STATED EXERCISE: Each entry below must be repeated word for word.

A run of records:
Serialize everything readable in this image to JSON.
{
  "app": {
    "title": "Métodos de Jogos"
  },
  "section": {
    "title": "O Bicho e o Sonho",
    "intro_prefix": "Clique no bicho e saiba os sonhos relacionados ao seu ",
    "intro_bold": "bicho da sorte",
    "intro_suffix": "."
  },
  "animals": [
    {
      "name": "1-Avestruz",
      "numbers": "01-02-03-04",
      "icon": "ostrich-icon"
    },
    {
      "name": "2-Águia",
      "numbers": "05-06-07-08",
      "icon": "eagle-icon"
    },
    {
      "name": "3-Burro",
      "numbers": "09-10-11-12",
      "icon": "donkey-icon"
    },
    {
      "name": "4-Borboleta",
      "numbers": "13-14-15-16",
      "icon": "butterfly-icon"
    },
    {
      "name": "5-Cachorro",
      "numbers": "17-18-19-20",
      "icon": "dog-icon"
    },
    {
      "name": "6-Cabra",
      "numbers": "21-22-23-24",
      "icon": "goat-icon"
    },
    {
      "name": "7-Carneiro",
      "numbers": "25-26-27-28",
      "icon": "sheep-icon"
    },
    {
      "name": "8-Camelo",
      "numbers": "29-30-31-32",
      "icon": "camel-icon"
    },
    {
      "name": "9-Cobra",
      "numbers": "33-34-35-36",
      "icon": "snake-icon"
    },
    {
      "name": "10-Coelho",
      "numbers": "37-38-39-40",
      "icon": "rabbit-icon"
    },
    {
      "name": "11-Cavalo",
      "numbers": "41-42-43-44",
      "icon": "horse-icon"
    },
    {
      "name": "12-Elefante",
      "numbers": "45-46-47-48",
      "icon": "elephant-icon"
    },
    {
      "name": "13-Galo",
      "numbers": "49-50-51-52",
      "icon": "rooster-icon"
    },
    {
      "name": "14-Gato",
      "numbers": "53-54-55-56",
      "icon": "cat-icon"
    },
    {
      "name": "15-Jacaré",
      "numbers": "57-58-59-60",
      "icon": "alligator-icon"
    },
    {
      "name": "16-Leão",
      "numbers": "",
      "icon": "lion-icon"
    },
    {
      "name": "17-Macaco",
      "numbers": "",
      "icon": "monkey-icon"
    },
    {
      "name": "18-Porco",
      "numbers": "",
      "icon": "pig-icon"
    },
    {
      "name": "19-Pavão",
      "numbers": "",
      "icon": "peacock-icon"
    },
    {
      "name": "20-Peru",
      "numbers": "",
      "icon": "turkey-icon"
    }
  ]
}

TASK RESPONSE:
Serialize everything readable in this image to JSON.
{
  "app": {
    "title": "Métodos de Jogos"
  },
  "section": {
    "title": "O Bicho e o Sonho",
    "intro_prefix": "Clique no bicho e saiba os sonhos relacionados ao seu ",
    "intro_bold": "bicho da sorte",
    "intro_suffix": "."
  },
  "animals": [
    {
      "name": "1-Avestruz",
      "numbers": "01-02-03-04",
      "icon": "ostrich-icon"
    },
    {
      "name": "2-Águia",
      "numbers": "05-06-07-08",
      "icon": "eagle-icon"
    },
    {
      "name": "3-Burro",
      "numbers": "09-10-11-12",
      "icon": "donkey-icon"
    },
    {
      "name": "4-Borboleta",
      "numbers": "13-14-15-16",
      "icon": "butterfly-icon"
    },
    {
      "name": "5-Cachorro",
      "numbers": "17-18-19-20",
      "icon": "dog-icon"
    },
    {
      "name": "6-Cabra",
      "numbers": "21-22-23-24",
      "icon": "goat-icon"
    },
    {
      "name": "7-Carneiro",
      "numbers": "25-26-27-28",
      "icon": "sheep-icon"
    },
    {
      "name": "8-Camelo",
      "numbers": "29-30-31-32",
      "icon": "camel-icon"
    },
    {
      "name": "9-Cobra",
      "numbers": "33-34-35-36",
      "icon": "snake-icon"
    },
    {
      "name": "10-Coelho",
      "numbers": "37-38-39-40",
      "icon": "rabbit-icon"
    },
    {
      "name": "11-Cavalo",
      "numbers": "41-42-43-44",
      "icon": "horse-icon"
    },
    {
      "name": "12-Elefante",
      "numbers": "45-46-47-48",
      "icon": "elephant-icon"
    },
    {
      "name": "13-Galo",
      "numbers": "49-50-51-52",
      "icon": "rooster-icon"
    },
    {
      "name": "14-Gato",
      "numbers": "53-54-55-56",
      "icon": "cat-icon"
    },
    {
      "name": "15-Jacaré",
      "numbers": "57-58-59-60",
      "icon": "alligator-icon"
    },
    {
      "name": "16-Leão",
      "numbers": "",
      "icon": "lion-icon"
    },
    {
      "name": "17-Macaco",
      "numbers": "",
      "icon": "monkey-icon"
    },
    {
      "name": "18-Porco",
      "numbers": "",
      "icon": "pig-icon"
    },
    {
      "name": "19-Pavão",
      "numbers": "",
      "icon": "peacock-icon"
    },
    {
      "name": "20-Peru",
      "numbers": "",
      "icon": "turkey-icon"
    }
  ]
}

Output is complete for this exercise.